* _Task details_
Which lines hold the string "Mitigation"? Copy every one of them.

##### Given information

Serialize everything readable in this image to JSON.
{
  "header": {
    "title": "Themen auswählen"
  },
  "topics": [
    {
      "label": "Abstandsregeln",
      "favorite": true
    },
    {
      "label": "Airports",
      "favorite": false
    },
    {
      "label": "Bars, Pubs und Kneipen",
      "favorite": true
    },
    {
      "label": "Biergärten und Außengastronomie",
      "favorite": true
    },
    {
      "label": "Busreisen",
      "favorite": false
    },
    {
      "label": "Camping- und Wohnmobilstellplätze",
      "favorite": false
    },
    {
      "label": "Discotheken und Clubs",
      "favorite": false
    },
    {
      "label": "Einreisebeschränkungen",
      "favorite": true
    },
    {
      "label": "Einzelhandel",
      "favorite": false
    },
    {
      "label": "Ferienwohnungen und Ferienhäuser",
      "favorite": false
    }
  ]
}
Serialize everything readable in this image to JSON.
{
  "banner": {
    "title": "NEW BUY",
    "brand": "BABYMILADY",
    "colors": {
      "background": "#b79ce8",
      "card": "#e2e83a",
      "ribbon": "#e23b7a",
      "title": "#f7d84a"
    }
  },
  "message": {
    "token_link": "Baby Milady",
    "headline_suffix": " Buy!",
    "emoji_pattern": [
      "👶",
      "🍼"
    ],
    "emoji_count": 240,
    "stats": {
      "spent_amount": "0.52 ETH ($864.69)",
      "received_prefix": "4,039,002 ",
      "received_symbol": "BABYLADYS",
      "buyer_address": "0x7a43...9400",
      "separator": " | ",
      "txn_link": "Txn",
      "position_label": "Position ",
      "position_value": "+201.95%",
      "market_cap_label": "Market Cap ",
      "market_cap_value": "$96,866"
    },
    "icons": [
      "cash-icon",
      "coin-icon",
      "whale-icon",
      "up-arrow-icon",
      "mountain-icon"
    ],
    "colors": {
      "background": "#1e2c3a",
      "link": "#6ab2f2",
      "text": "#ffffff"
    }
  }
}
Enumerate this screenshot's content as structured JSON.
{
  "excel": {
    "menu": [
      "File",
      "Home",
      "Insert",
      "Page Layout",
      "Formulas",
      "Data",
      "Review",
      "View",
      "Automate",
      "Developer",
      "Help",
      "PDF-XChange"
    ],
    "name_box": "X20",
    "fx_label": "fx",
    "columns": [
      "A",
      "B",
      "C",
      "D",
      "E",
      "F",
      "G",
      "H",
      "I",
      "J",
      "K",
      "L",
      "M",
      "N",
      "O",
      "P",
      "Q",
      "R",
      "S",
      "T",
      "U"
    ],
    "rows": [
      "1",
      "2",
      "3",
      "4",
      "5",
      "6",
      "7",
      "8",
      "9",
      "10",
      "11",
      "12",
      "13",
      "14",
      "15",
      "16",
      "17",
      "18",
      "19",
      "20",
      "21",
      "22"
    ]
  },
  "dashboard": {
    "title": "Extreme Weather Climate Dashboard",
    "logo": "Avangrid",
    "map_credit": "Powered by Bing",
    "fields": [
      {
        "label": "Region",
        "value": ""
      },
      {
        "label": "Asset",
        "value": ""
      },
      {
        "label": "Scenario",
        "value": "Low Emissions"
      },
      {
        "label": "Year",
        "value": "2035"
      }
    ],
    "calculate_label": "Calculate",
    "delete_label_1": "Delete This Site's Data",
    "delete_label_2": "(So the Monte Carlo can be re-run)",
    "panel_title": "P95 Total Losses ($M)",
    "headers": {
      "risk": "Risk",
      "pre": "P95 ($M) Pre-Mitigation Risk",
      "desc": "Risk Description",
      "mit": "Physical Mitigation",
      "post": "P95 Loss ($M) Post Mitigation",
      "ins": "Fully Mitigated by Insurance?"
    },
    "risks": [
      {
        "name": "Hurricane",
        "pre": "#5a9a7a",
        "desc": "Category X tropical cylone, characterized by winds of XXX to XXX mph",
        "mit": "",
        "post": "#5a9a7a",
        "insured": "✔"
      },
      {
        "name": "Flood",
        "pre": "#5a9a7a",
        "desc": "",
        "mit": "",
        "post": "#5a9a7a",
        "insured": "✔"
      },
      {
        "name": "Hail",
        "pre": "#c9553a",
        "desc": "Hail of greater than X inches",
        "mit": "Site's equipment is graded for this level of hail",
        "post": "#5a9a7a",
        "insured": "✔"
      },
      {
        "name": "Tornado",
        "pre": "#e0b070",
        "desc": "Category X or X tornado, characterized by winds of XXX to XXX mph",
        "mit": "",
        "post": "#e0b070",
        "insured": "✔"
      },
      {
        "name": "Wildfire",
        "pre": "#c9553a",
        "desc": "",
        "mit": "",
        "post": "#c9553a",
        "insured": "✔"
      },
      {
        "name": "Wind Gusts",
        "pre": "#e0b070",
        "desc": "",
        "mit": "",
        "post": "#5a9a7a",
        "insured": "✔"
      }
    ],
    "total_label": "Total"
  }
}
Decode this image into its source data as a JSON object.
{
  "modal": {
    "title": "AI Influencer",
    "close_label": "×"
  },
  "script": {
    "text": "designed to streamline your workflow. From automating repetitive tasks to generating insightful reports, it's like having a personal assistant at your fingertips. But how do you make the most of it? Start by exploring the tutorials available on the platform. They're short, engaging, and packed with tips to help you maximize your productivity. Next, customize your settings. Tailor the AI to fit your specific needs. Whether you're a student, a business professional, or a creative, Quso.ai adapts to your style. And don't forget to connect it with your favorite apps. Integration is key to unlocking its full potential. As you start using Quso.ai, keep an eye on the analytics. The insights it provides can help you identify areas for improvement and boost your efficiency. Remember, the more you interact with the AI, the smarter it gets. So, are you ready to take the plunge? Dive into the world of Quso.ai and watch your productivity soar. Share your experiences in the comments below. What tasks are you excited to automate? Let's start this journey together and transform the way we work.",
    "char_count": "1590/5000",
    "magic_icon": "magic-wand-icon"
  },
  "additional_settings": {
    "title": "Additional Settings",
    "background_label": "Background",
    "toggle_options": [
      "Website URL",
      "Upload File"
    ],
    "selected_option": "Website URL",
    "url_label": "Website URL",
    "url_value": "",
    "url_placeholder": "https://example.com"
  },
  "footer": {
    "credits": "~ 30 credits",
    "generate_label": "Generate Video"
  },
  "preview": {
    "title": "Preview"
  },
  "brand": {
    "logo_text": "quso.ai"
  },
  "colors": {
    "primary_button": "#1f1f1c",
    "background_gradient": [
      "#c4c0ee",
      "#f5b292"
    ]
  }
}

##########

* _Written reply_
      "pre": "P95 ($M) Pre-Mitigation Risk",
      "mit": "Physical Mitigation",
      "post": "P95 Loss ($M) Post Mitigation",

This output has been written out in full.